課題の進め方 -> 重巡洋艦ボルチモアの本文のうち、「ボルチモアは1941年5月2」から「6月24日)、マリアナ沖海戦(6月19日 - 6月20日)等に参加し、火力支援、援護を行った。」までを、両端を含めて一字一句違えずに書き写してください。

課題本文 ->
•••
USS Baltimore (CA-68)
艦歴
発注:
起工: 1941年5月26日
進水: 1942年7月28日
就役: 1943年4月15日
退役: 1956年5月31日
除籍: 1971年2月
その後: 1972年に廃棄
性能諸元
排水量: 13,600 トン
全長: 673 ft 5 in (205.3 m)
全幅: 70 ft 10 in (21.6 m)
吃水: 26 ft 10 in (8.2 m)
機関:
最大速: 33 ノット
乗員: 士官、兵員1,142名
兵装: 55口径8インチ砲9門、
38口径5インチ砲12門、
40mm機銃、20mm機銃
搭載機: OS2U キングフィッシャー2機

ボルチモア (USS Baltimore, CA-68) は、アメリカ海軍重巡洋艦ボルチモア級の1番艦。艦名はメリーランド州ボルチモアに因む。その名を持つ艦としては5隻目。

艦歴 編集

ボルチモアは1941年5月26日にマサチューセッツ州クインシーベスレヘム・スチール社、フォアリバー造船所で起工し、1942年7月28日にハワード・W・ジャクソンボルチモア市長夫人によって進水する。1943年4月15日にW・C・カルフーン艦長の指揮下就役し、太平洋艦隊に配属された。

1943年11月から1944年6月にかけて、ボルチモアはマキン島上陸(1943年11月20日 - 12月4日)、クェゼリン侵攻(1944年1月29日 - 2月8日)、トラック島攻撃(2月16日 - 2月17日)、エニウェトク制圧(2月17日 - 3月2日)、マリアナ諸島攻撃(2月21日 - 2月22日)、パラオ - ヤップ - ウルシー - ウォレアイ攻撃(3月30日 - 4月1日)、ホーランディア上陸(4月21日 - 4月24日)、トラック - サタワン - ポナペ攻撃(4月29日 - 5月1日)、マーカス島空襲(5月19日 - 5月20日)、ウェーク島空襲(5月23日)、サイパン侵攻(6月11日 - 6月24日)、マリアナ沖海戦(6月19日 - 6月20日)等に参加し、火力支援、援護を行った。
•••
提供データ ->
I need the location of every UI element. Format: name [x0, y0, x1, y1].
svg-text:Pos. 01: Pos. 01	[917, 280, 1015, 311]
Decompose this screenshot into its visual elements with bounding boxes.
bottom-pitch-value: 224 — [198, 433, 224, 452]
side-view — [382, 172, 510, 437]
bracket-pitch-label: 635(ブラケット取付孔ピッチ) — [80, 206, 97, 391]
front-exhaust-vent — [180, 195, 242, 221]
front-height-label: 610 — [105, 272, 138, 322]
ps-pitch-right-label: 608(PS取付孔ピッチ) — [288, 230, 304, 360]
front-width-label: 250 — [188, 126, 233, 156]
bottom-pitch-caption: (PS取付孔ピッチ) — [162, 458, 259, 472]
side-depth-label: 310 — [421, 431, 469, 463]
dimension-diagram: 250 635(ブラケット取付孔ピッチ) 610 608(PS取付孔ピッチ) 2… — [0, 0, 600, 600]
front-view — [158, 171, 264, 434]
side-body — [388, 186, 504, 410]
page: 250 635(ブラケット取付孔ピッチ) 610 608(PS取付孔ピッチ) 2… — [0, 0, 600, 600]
•••
本課題の解答 ->
ボルチモアは1941年5月26日にマサチューセッツ州クインシーベスレヘム・スチール社、フォアリバー造船所で起工し、1942年7月28日にハワード・W・ジャクソンボルチモア市長夫人によって進水する。1943年4月15日にW・C・カルフーン艦長の指揮下就役し、太平洋艦隊に配属された。

1943年11月から1944年6月にかけて、ボルチモアはマキン島上陸(1943年11月20日 - 12月4日)、クェゼリン侵攻(1944年1月29日 - 2月8日)、トラック島攻撃(2月16日 - 2月17日)、エニウェトク制圧(2月17日 - 3月2日)、マリアナ諸島攻撃(2月21日 - 2月22日)、パラオ - ヤップ - ウルシー - ウォレアイ攻撃(3月30日 - 4月1日)、ホーランディア上陸(4月21日 - 4月24日)、トラック - サタワン - ポナペ攻撃(4月29日 - 5月1日)、マーカス島空襲(5月19日 - 5月20日)、ウェーク島空襲(5月23日)、サイパン侵攻(6月11日 - 6月24日)、マリアナ沖海戦(6月19日 - 6月20日)等に参加し、火力支援、援護を行った。